TASK TO CARRY OUT => Return every record exactly as written.

----- EXERCISE MATERIALS

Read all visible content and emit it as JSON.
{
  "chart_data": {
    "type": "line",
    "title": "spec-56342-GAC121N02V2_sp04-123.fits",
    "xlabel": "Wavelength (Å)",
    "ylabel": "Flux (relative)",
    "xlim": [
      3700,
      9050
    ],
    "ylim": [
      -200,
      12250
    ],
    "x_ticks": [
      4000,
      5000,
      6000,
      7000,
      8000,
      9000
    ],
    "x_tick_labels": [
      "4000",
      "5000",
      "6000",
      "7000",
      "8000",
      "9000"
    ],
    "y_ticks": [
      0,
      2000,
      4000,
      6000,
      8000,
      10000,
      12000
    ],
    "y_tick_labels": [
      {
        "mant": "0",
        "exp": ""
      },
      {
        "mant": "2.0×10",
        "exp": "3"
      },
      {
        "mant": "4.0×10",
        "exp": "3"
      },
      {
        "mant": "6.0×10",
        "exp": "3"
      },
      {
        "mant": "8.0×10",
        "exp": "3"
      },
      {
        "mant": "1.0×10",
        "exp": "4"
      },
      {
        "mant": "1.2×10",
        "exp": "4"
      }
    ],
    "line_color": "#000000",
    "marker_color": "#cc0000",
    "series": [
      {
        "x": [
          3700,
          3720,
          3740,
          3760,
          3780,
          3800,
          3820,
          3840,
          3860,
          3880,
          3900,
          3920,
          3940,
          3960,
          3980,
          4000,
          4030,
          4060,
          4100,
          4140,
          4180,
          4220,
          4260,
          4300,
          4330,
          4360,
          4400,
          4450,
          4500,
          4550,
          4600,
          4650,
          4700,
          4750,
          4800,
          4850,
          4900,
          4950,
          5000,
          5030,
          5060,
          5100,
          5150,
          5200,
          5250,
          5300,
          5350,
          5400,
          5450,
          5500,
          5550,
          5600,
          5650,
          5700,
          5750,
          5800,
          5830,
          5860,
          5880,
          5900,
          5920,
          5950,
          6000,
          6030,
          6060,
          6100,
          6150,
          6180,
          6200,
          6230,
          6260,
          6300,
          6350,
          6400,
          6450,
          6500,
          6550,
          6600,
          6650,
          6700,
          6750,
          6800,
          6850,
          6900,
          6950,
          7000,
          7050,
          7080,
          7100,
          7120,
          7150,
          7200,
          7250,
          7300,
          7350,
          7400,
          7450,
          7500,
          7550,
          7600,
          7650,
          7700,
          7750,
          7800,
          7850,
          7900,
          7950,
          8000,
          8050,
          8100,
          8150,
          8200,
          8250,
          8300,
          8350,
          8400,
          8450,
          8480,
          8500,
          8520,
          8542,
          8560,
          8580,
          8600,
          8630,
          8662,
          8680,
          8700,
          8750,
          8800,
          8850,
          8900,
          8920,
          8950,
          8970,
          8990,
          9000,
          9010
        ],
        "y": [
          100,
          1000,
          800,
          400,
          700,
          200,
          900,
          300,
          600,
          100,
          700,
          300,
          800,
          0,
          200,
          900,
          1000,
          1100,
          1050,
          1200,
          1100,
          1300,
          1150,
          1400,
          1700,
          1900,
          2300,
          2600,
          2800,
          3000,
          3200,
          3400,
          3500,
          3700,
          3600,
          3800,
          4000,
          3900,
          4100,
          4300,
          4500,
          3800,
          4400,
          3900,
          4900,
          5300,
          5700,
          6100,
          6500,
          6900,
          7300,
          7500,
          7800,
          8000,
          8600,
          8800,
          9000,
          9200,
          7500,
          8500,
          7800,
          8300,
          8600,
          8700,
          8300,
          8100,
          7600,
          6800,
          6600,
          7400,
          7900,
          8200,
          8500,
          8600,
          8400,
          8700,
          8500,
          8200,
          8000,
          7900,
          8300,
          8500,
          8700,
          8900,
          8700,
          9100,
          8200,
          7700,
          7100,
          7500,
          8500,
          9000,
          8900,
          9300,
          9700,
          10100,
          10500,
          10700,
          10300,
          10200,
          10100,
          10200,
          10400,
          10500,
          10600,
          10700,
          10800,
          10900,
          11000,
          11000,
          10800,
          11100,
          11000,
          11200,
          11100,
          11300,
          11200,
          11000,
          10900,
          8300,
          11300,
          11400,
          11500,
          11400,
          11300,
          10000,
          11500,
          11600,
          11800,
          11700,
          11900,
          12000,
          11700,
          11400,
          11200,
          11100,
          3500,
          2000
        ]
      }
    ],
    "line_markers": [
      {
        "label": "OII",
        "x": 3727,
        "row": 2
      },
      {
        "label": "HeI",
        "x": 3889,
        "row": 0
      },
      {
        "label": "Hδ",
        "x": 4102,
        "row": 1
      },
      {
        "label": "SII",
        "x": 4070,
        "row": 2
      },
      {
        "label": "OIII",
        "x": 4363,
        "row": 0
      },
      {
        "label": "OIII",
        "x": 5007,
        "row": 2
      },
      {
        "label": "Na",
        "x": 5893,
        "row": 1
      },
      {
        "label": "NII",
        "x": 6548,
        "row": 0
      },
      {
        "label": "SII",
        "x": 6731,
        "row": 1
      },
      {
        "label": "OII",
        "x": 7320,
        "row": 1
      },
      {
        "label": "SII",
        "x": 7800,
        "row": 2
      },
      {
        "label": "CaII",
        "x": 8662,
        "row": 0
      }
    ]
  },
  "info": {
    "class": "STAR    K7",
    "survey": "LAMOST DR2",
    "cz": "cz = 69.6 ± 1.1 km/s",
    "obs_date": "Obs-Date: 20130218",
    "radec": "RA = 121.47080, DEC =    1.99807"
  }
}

----------

EXERCISE OUTPUT =>
Read all visible content and emit it as JSON.
{
  "chart_data": {
    "type": "line",
    "title": "spec-56342-GAC121N02V2_sp04-123.fits",
    "xlabel": "Wavelength (Å)",
    "ylabel": "Flux (relative)",
    "xlim": [
      3700,
      9050
    ],
    "ylim": [
      -200,
      12250
    ],
    "x_ticks": [
      4000,
      5000,
      6000,
      7000,
      8000,
      9000
    ],
    "x_tick_labels": [
      "4000",
      "5000",
      "6000",
      "7000",
      "8000",
      "9000"
    ],
    "y_ticks": [
      0,
      2000,
      4000,
      6000,
      8000,
      10000,
      12000
    ],
    "y_tick_labels": [
      {
        "mant": "0",
        "exp": ""
      },
      {
        "mant": "2.0×10",
        "exp": "3"
      },
      {
        "mant": "4.0×10",
        "exp": "3"
      },
      {
        "mant": "6.0×10",
        "exp": "3"
      },
      {
        "mant": "8.0×10",
        "exp": "3"
      },
      {
        "mant": "1.0×10",
        "exp": "4"
      },
      {
        "mant": "1.2×10",
        "exp": "4"
      }
    ],
    "line_color": "#000000",
    "marker_color": "#cc0000",
    "series": [
      {
        "x": [
          3700,
          3720,
          3740,
          3760,
          3780,
          3800,
          3820,
          3840,
          3860,
          3880,
          3900,
          3920,
          3940,
          3960,
          3980,
          4000,
          4030,
          4060,
          4100,
          4140,
          4180,
          4220,
          4260,
          4300,
          4330,
          4360,
          4400,
          4450,
          4500,
          4550,
          4600,
          4650,
          4700,
          4750,
          4800,
          4850,
          4900,
          4950,
          5000,
          5030,
          5060,
          5100,
          5150,
          5200,
          5250,
          5300,
          5350,
          5400,
          5450,
          5500,
          5550,
          5600,
          5650,
          5700,
          5750,
          5800,
          5830,
          5860,
          5880,
          5900,
          5920,
          5950,
          6000,
          6030,
          6060,
          6100,
          6150,
          6180,
          6200,
          6230,
          6260,
          6300,
          6350,
          6400,
          6450,
          6500,
          6550,
          6600,
          6650,
          6700,
          6750,
          6800,
          6850,
          6900,
          6950,
          7000,
          7050,
          7080,
          7100,
          7120,
          7150,
          7200,
          7250,
          7300,
          7350,
          7400,
          7450,
          7500,
          7550,
          7600,
          7650,
          7700,
          7750,
          7800,
          7850,
          7900,
          7950,
          8000,
          8050,
          8100,
          8150,
          8200,
          8250,
          8300,
          8350,
          8400,
          8450,
          8480,
          8500,
          8520,
          8542,
          8560,
          8580,
          8600,
          8630,
          8662,
          8680,
          8700,
          8750,
          8800,
          8850,
          8900,
          8920,
          8950,
          8970,
          8990,
          9000,
          9010
        ],
        "y": [
          100,
          1000,
          800,
          400,
          700,
          200,
          900,
          300,
          600,
          100,
          700,
          300,
          800,
          0,
          200,
          900,
          1000,
          1100,
          1050,
          1200,
          1100,
          1300,
          1150,
          1400,
          1700,
          1900,
          2300,
          2600,
          2800,
          3000,
          3200,
          3400,
          3500,
          3700,
          3600,
          3800,
          4000,
          3900,
          4100,
          4300,
          4500,
          3800,
          4400,
          3900,
          4900,
          5300,
          5700,
          6100,
          6500,
          6900,
          7300,
          7500,
          7800,
          8000,
          8600,
          8800,
          9000,
          9200,
          7500,
          8500,
          7800,
          8300,
          8600,
          8700,
          8300,
          8100,
          7600,
          6800,
          6600,
          7400,
          7900,
          8200,
          8500,
          8600,
          8400,
          8700,
          8500,
          8200,
          8000,
          7900,
          8300,
          8500,
          8700,
          8900,
          8700,
          9100,
          8200,
          7700,
          7100,
          7500,
          8500,
          9000,
          8900,
          9300,
          9700,
          10100,
          10500,
          10700,
          10300,
          10200,
          10100,
          10200,
          10400,
          10500,
          10600,
          10700,
          10800,
          10900,
          11000,
          11000,
          10800,
          11100,
          11000,
          11200,
          11100,
          11300,
          11200,
          11000,
          10900,
          8300,
          11300,
          11400,
          11500,
          11400,
          11300,
          10000,
          11500,
          11600,
          11800,
          11700,
          11900,
          12000,
          11700,
          11400,
          11200,
          11100,
          3500,
          2000
        ]
      }
    ],
    "line_markers": [
      {
        "label": "OII",
        "x": 3727,
        "row": 2
      },
      {
        "label": "HeI",
        "x": 3889,
        "row": 0
      },
      {
        "label": "Hδ",
        "x": 4102,
        "row": 1
      },
      {
        "label": "SII",
        "x": 4070,
        "row": 2
      },
      {
        "label": "OIII",
        "x": 4363,
        "row": 0
      },
      {
        "label": "OIII",
        "x": 5007,
        "row": 2
      },
      {
        "label": "Na",
        "x": 5893,
        "row": 1
      },
      {
        "label": "NII",
        "x": 6548,
        "row": 0
      },
      {
        "label": "SII",
        "x": 6731,
        "row": 1
      },
      {
        "label": "OII",
        "x": 7320,
        "row": 1
      },
      {
        "label": "SII",
        "x": 7800,
        "row": 2
      },
      {
        "label": "CaII",
        "x": 8662,
        "row": 0
      }
    ]
  },
  "info": {
    "class": "STAR    K7",
    "survey": "LAMOST DR2",
    "cz": "cz = 69.6 ± 1.1 km/s",
    "obs_date": "Obs-Date: 20130218",
    "radec": "RA = 121.47080, DEC =    1.99807"
  }
}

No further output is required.